• Stored dataset items
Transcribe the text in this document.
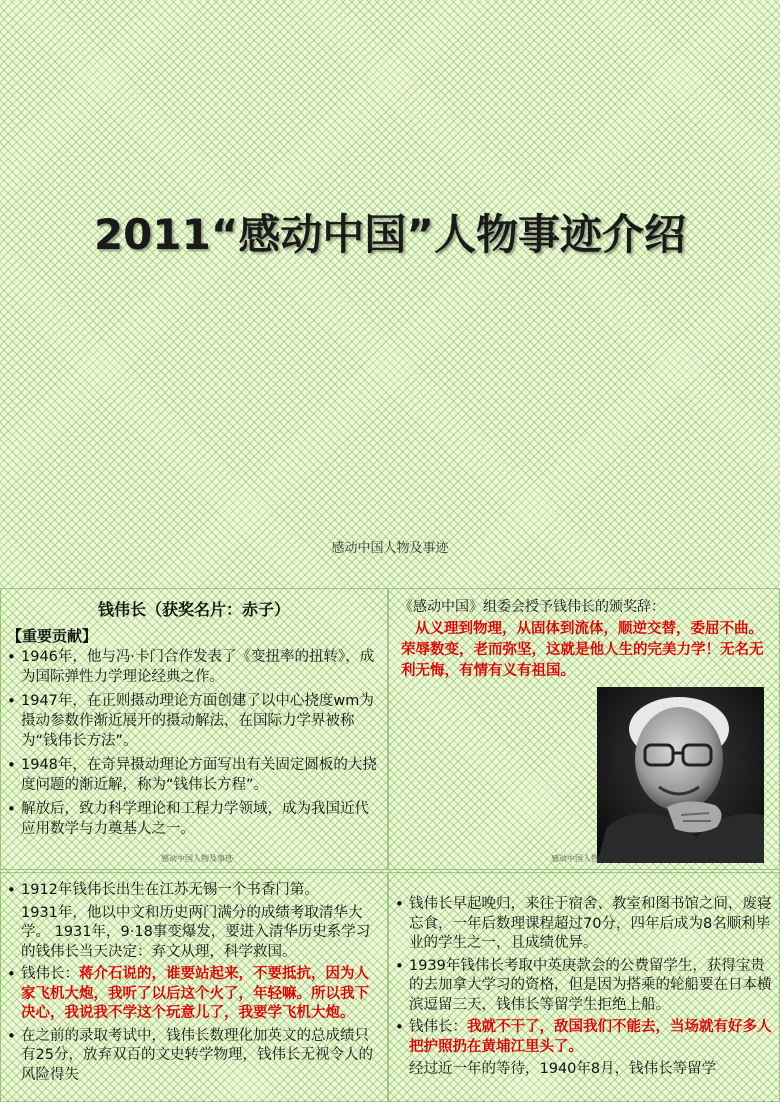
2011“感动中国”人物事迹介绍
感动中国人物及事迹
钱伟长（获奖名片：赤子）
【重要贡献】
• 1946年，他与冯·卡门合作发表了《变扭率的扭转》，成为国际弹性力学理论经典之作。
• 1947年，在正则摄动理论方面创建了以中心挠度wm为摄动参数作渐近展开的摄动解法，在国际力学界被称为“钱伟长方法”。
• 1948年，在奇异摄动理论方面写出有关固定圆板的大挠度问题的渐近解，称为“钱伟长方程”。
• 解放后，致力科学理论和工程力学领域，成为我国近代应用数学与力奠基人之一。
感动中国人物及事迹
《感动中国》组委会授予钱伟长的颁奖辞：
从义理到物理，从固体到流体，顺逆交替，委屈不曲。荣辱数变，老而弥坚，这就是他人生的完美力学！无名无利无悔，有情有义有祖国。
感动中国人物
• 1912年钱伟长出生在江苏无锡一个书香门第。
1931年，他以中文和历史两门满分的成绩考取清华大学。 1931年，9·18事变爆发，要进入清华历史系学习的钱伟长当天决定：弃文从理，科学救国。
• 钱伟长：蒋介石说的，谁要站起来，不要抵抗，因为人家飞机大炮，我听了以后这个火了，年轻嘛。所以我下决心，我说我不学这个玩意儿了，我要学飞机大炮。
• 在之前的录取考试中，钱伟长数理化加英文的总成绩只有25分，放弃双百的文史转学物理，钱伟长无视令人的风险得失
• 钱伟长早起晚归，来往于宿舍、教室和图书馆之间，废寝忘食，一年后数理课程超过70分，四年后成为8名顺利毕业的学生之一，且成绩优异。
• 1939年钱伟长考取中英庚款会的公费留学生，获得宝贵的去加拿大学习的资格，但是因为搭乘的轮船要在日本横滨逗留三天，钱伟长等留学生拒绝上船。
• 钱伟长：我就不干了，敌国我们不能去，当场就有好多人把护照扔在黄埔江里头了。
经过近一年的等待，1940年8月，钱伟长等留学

• Objective
Print all entries exactly. The images do not belong in the copy.

• Completed exercise
Transcribe the text in this document.
2011“感动中国”人物事迹介绍
感动中国人物及事迹
钱伟长（获奖名片：赤子）
【重要贡献】
• 1946年，他与冯·卡门合作发表了《变扭率的扭转》，成为国际弹性力学理论经典之作。
• 1947年，在正则摄动理论方面创建了以中心挠度wm为摄动参数作渐近展开的摄动解法，在国际力学界被称为“钱伟长方法”。
• 1948年，在奇异摄动理论方面写出有关固定圆板的大挠度问题的渐近解，称为“钱伟长方程”。
• 解放后，致力科学理论和工程力学领域，成为我国近代应用数学与力奠基人之一。
感动中国人物及事迹
《感动中国》组委会授予钱伟长的颁奖辞：
从义理到物理，从固体到流体，顺逆交替，委屈不曲。荣辱数变，老而弥坚，这就是他人生的完美力学！无名无利无悔，有情有义有祖国。
感动中国人物
• 1912年钱伟长出生在江苏无锡一个书香门第。
1931年，他以中文和历史两门满分的成绩考取清华大学。 1931年，9·18事变爆发，要进入清华历史系学习的钱伟长当天决定：弃文从理，科学救国。
• 钱伟长：蒋介石说的，谁要站起来，不要抵抗，因为人家飞机大炮，我听了以后这个火了，年轻嘛。所以我下决心，我说我不学这个玩意儿了，我要学飞机大炮。
• 在之前的录取考试中，钱伟长数理化加英文的总成绩只有25分，放弃双百的文史转学物理，钱伟长无视令人的风险得失
• 钱伟长早起晚归，来往于宿舍、教室和图书馆之间，废寝忘食，一年后数理课程超过70分，四年后成为8名顺利毕业的学生之一，且成绩优异。
• 1939年钱伟长考取中英庚款会的公费留学生，获得宝贵的去加拿大学习的资格，但是因为搭乘的轮船要在日本横滨逗留三天，钱伟长等留学生拒绝上船。
• 钱伟长：我就不干了，敌国我们不能去，当场就有好多人把护照扔在黄埔江里头了。
经过近一年的等待，1940年8月，钱伟长等留学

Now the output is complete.